● EXERCISE INSTRUCTIONS:
Omit the pictures from the entries below and retype everything else exactly.

● MATERIAL FOR THIS EXERCISE:
>>

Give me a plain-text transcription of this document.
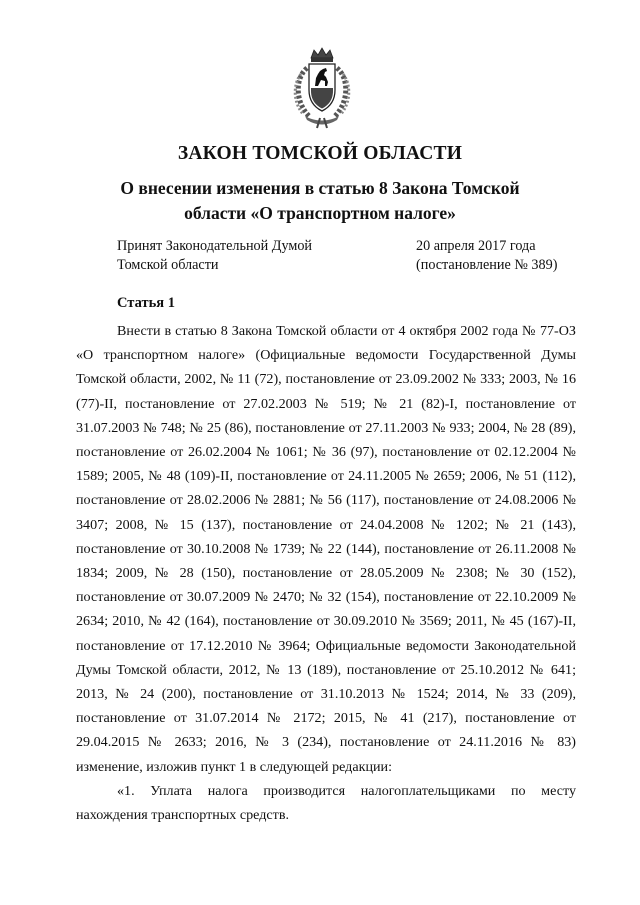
ЗАКОН ТОМСКОЙ ОБЛАСТИ
О внесении изменения в статью 8 Закона Томской
области «О транспортном налоге»
Принят Законодательной Думой
Томской области
20 апреля 2017 года
(постановление № 389)
Статья 1

Внести в статью 8 Закона Томской области от 4 октября 2002 года № 77-ОЗ «О транспортном налоге» (Официальные ведомости Государственной Думы Томской области, 2002, № 11 (72), постановление от 23.09.2002 № 333; 2003, № 16 (77)-II, постановление от 27.02.2003 № 519; № 21 (82)-I, постановление от 31.07.2003 № 748; № 25 (86), постановление от 27.11.2003 № 933; 2004, № 28 (89), постановление от 26.02.2004 № 1061; № 36 (97), постановление от 02.12.2004 № 1589; 2005, № 48 (109)-II, постановление от 24.11.2005 № 2659; 2006, № 51 (112), постановление от 28.02.2006 № 2881; № 56 (117), постановление от 24.08.2006 № 3407; 2008, № 15 (137), постановление от 24.04.2008 № 1202; № 21 (143), постановление от 30.10.2008 № 1739; № 22 (144), постановление от 26.11.2008 № 1834; 2009, № 28 (150), постановление от 28.05.2009 № 2308; № 30 (152), постановление от 30.07.2009 № 2470; № 32 (154), постановление от 22.10.2009 № 2634; 2010, № 42 (164), постановление от 30.09.2010 № 3569; 2011, № 45 (167)-II, постановление от 17.12.2010 № 3964; Официальные ведомости Законодательной Думы Томской области, 2012, № 13 (189), постановление от 25.10.2012 № 641; 2013, № 24 (200), постановление от 31.10.2013 № 1524; 2014, № 33 (209), постановление от 31.07.2014 № 2172; 2015, № 41 (217), постановление от 29.04.2015 № 2633; 2016, № 3 (234), постановление от 24.11.2016 № 83) изменение, изложив пункт 1 в следующей редакции:

«1. Уплата налога производится налогоплательщиками по месту нахождения транспортных средств.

<<

● SOLUTION BELOW:
Give me a plain-text transcription of this document.
ЗАКОН ТОМСКОЙ ОБЛАСТИ
О внесении изменения в статью 8 Закона Томской
области «О транспортном налоге»
Принят Законодательной Думой
Томской области
20 апреля 2017 года
(постановление № 389)
Статья 1

Внести в статью 8 Закона Томской области от 4 октября 2002 года № 77-ОЗ «О транспортном налоге» (Официальные ведомости Государственной Думы Томской области, 2002, № 11 (72), постановление от 23.09.2002 № 333; 2003, № 16 (77)-II, постановление от 27.02.2003 № 519; № 21 (82)-I, постановление от 31.07.2003 № 748; № 25 (86), постановление от 27.11.2003 № 933; 2004, № 28 (89), постановление от 26.02.2004 № 1061; № 36 (97), постановление от 02.12.2004 № 1589; 2005, № 48 (109)-II, постановление от 24.11.2005 № 2659; 2006, № 51 (112), постановление от 28.02.2006 № 2881; № 56 (117), постановление от 24.08.2006 № 3407; 2008, № 15 (137), постановление от 24.04.2008 № 1202; № 21 (143), постановление от 30.10.2008 № 1739; № 22 (144), постановление от 26.11.2008 № 1834; 2009, № 28 (150), постановление от 28.05.2009 № 2308; № 30 (152), постановление от 30.07.2009 № 2470; № 32 (154), постановление от 22.10.2009 № 2634; 2010, № 42 (164), постановление от 30.09.2010 № 3569; 2011, № 45 (167)-II, постановление от 17.12.2010 № 3964; Официальные ведомости Законодательной Думы Томской области, 2012, № 13 (189), постановление от 25.10.2012 № 641; 2013, № 24 (200), постановление от 31.10.2013 № 1524; 2014, № 33 (209), постановление от 31.07.2014 № 2172; 2015, № 41 (217), постановление от 29.04.2015 № 2633; 2016, № 3 (234), постановление от 24.11.2016 № 83) изменение, изложив пункт 1 в следующей редакции:

«1. Уплата налога производится налогоплательщиками по месту нахождения транспортных средств.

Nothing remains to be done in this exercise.